#### [Prompt]
Extract the text of each entry below exactly, leaving every image behind.

#### [Supplied material]
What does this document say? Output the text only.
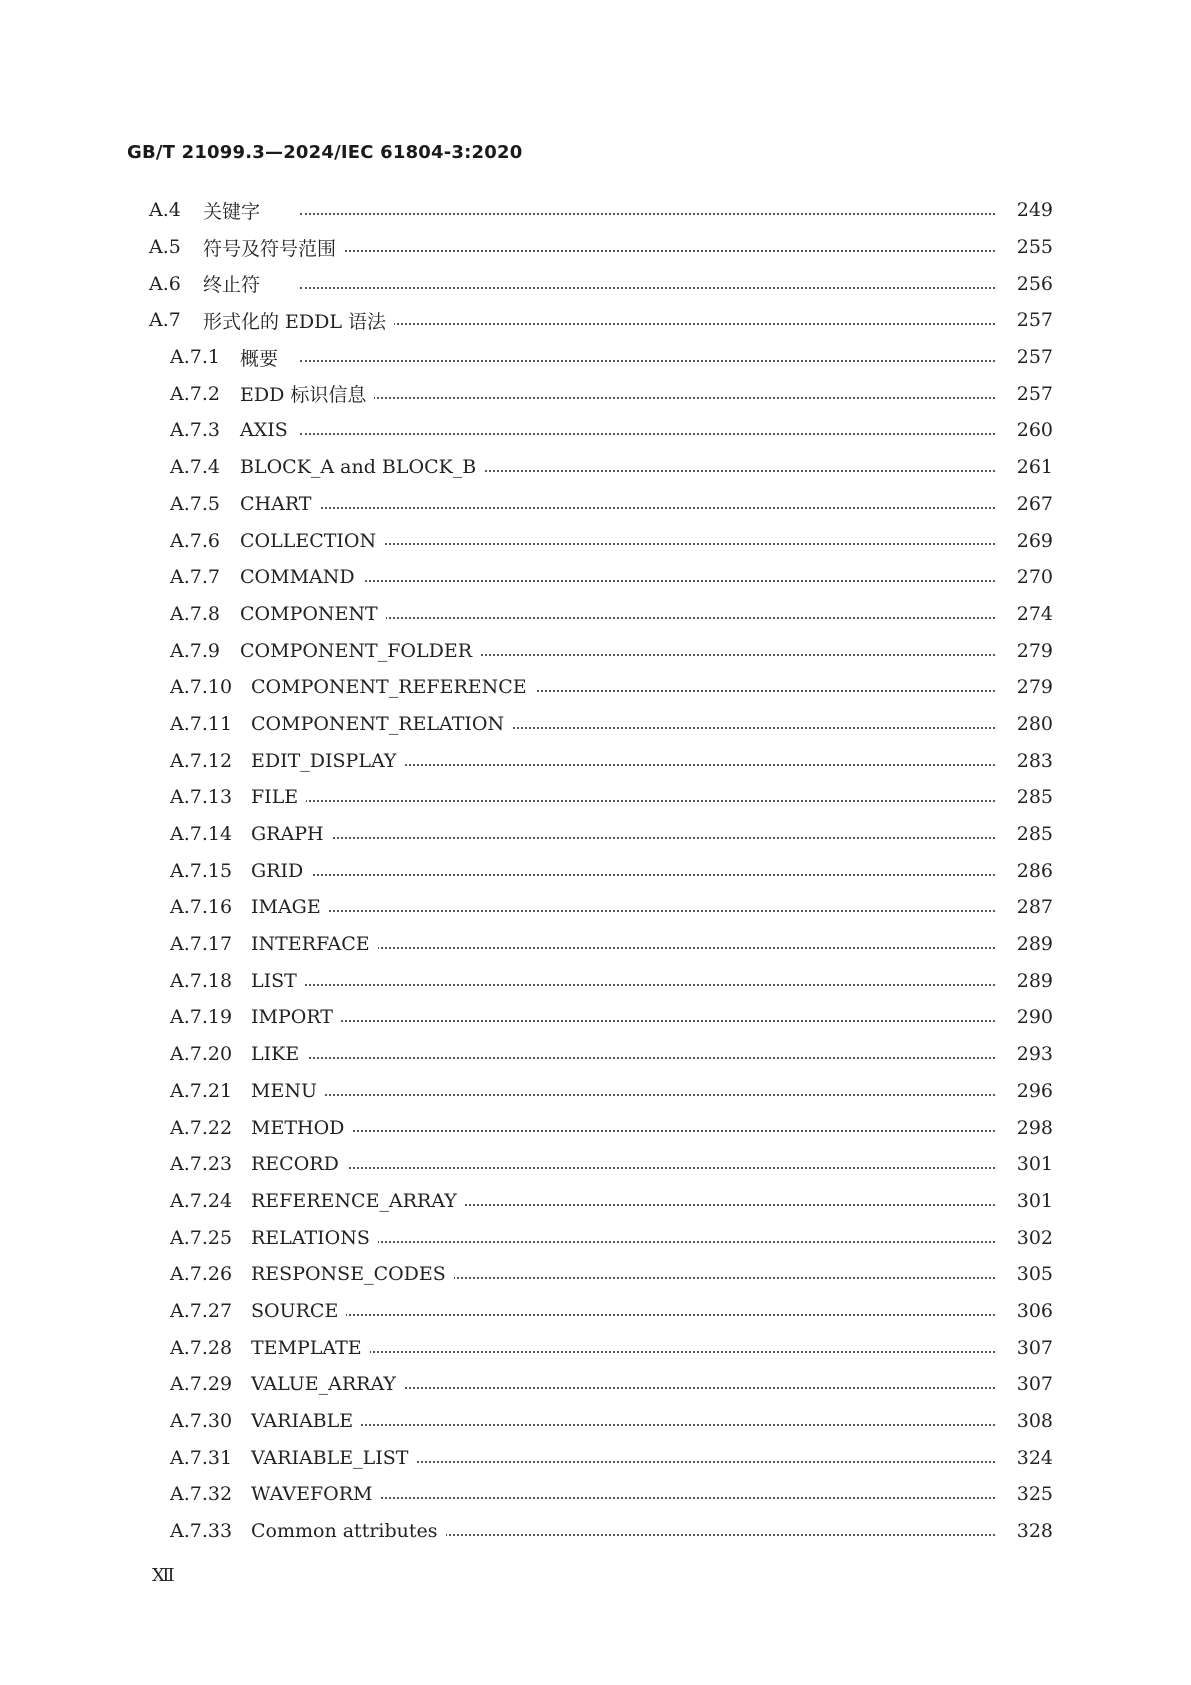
GB/T 21099.3—2024/IEC 61804-3:2020
A.4 关键字	249
A.5 符号及符号范围	255
A.6 终止符	256
A.7 形式化的 EDDL 语法	257
A.7.1 概要	257
A.7.2 EDD 标识信息	257
A.7.3 AXIS	260
A.7.4 BLOCK_A and BLOCK_B	261
A.7.5 CHART	267
A.7.6 COLLECTION	269
A.7.7 COMMAND	270
A.7.8 COMPONENT	274
A.7.9 COMPONENT_FOLDER	279
A.7.10 COMPONENT_REFERENCE	279
A.7.11 COMPONENT_RELATION	280
A.7.12 EDIT_DISPLAY	283
A.7.13 FILE	285
A.7.14 GRAPH	285
A.7.15 GRID	286
A.7.16 IMAGE	287
A.7.17 INTERFACE	289
A.7.18 LIST	289
A.7.19 IMPORT	290
A.7.20 LIKE	293
A.7.21 MENU	296
A.7.22 METHOD	298
A.7.23 RECORD	301
A.7.24 REFERENCE_ARRAY	301
A.7.25 RELATIONS	302
A.7.26 RESPONSE_CODES	305
A.7.27 SOURCE	306
A.7.28 TEMPLATE	307
A.7.29 VALUE_ARRAY	307
A.7.30 VARIABLE	308
A.7.31 VARIABLE_LIST	324
A.7.32 WAVEFORM	325
A.7.33 Common attributes	328
Ⅻ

#### [Answer below]
What does this document say? Output the text only.
GB/T 21099.3—2024/IEC 61804-3:2020
A.4 关键字	249
A.5 符号及符号范围	255
A.6 终止符	256
A.7 形式化的 EDDL 语法	257
A.7.1 概要	257
A.7.2 EDD 标识信息	257
A.7.3 AXIS	260
A.7.4 BLOCK_A and BLOCK_B	261
A.7.5 CHART	267
A.7.6 COLLECTION	269
A.7.7 COMMAND	270
A.7.8 COMPONENT	274
A.7.9 COMPONENT_FOLDER	279
A.7.10 COMPONENT_REFERENCE	279
A.7.11 COMPONENT_RELATION	280
A.7.12 EDIT_DISPLAY	283
A.7.13 FILE	285
A.7.14 GRAPH	285
A.7.15 GRID	286
A.7.16 IMAGE	287
A.7.17 INTERFACE	289
A.7.18 LIST	289
A.7.19 IMPORT	290
A.7.20 LIKE	293
A.7.21 MENU	296
A.7.22 METHOD	298
A.7.23 RECORD	301
A.7.24 REFERENCE_ARRAY	301
A.7.25 RELATIONS	302
A.7.26 RESPONSE_CODES	305
A.7.27 SOURCE	306
A.7.28 TEMPLATE	307
A.7.29 VALUE_ARRAY	307
A.7.30 VARIABLE	308
A.7.31 VARIABLE_LIST	324
A.7.32 WAVEFORM	325
A.7.33 Common attributes	328
Ⅻ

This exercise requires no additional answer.